## Requirements
Take each line that has the word "this" and return it.

## Dataset records

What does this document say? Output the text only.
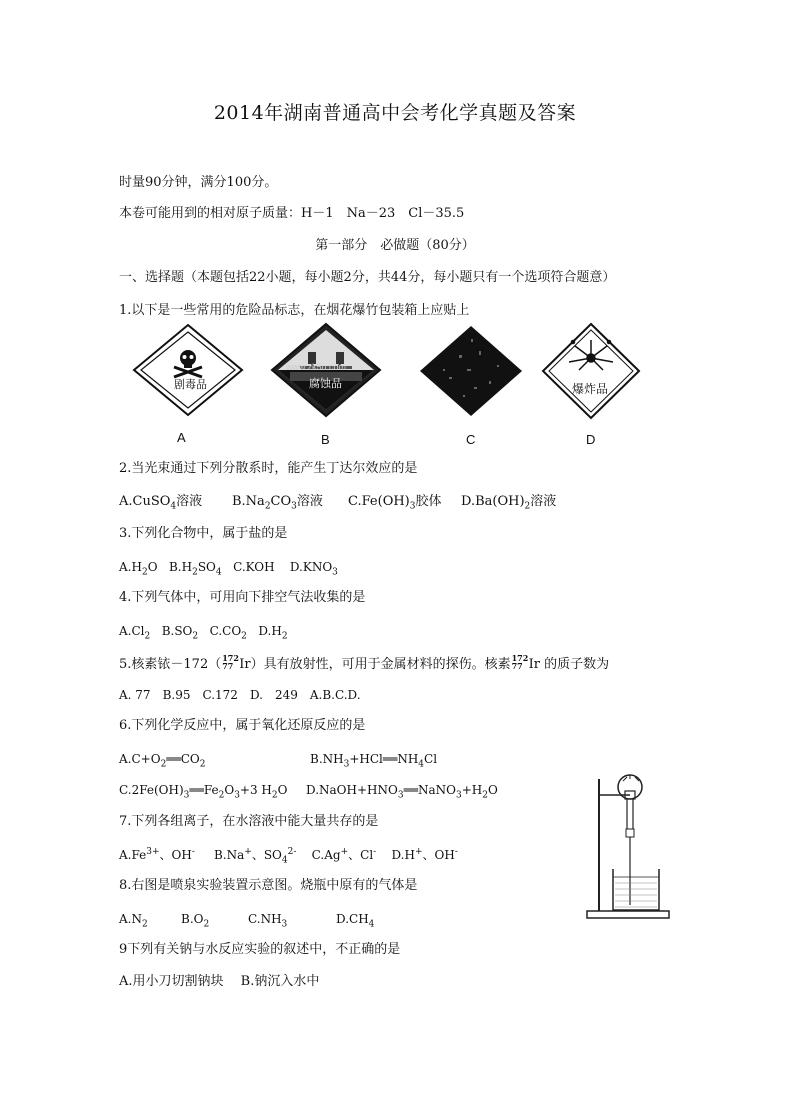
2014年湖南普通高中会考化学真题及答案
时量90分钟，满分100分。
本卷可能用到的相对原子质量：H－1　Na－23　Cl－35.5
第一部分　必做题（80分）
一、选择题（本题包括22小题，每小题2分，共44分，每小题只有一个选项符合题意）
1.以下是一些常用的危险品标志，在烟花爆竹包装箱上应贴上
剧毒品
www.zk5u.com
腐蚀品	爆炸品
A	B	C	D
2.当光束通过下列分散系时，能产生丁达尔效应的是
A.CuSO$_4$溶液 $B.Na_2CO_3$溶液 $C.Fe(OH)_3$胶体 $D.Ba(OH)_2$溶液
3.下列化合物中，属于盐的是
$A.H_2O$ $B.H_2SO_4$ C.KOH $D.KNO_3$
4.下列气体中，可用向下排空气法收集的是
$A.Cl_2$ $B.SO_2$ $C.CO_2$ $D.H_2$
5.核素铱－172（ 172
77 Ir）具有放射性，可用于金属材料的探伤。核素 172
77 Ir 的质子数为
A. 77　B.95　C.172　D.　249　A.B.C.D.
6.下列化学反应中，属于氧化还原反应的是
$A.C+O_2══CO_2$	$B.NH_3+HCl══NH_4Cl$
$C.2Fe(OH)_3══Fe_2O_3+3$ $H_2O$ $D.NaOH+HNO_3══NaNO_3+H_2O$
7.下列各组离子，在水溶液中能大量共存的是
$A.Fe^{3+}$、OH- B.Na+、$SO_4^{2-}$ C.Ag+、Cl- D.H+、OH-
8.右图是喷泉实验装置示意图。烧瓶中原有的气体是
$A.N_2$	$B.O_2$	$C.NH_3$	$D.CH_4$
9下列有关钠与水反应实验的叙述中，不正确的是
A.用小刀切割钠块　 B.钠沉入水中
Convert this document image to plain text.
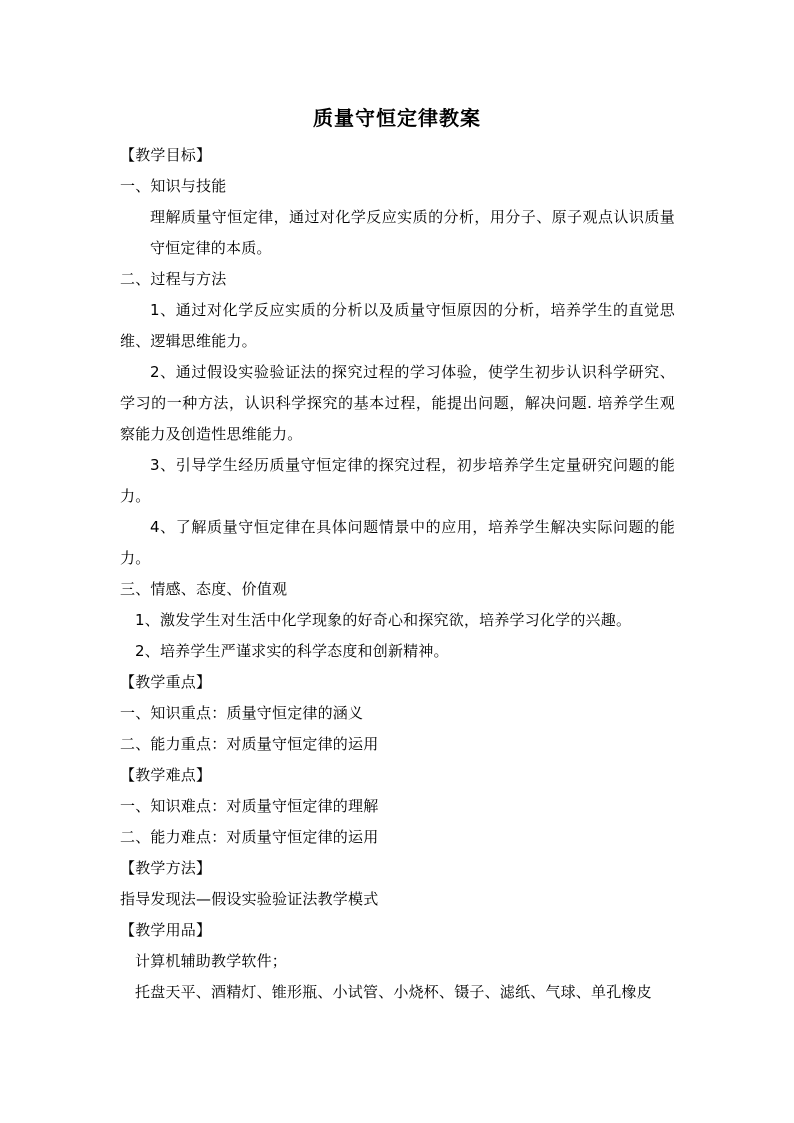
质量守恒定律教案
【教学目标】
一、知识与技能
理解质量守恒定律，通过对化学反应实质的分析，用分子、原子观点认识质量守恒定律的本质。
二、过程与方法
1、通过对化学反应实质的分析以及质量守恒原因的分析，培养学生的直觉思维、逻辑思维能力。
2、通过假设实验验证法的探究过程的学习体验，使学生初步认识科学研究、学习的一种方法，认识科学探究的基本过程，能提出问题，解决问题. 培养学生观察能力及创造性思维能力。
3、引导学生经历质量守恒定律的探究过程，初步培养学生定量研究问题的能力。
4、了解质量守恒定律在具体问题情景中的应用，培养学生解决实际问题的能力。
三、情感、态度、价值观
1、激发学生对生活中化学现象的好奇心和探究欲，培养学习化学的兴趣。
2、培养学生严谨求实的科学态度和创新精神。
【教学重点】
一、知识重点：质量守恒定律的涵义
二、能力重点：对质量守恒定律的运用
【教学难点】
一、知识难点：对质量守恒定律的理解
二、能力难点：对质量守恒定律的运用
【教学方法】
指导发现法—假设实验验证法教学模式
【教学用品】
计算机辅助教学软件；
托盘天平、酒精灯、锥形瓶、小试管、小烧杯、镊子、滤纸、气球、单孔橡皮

## Problem solution
What does this document say? Output the text only.
Convert this document image to plain text.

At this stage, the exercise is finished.